* _Exercise details_
Report only the number of lines in this material that include the string "color".

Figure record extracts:
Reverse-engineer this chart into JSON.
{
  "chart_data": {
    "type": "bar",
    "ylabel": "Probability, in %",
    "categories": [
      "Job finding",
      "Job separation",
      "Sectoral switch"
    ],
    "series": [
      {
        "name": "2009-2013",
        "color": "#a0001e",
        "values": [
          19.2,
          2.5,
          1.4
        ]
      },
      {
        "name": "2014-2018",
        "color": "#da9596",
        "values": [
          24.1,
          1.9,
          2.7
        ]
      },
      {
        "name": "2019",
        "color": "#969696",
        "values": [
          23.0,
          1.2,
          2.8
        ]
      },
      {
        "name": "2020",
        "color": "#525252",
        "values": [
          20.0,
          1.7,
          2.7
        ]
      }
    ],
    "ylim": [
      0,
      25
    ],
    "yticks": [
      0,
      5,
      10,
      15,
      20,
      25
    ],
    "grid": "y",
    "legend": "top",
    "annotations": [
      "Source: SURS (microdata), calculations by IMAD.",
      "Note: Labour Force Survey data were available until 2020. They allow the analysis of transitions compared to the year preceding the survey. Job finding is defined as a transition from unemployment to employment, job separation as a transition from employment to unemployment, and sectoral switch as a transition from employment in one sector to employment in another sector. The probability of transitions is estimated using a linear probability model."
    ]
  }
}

* _Exercise answer_
4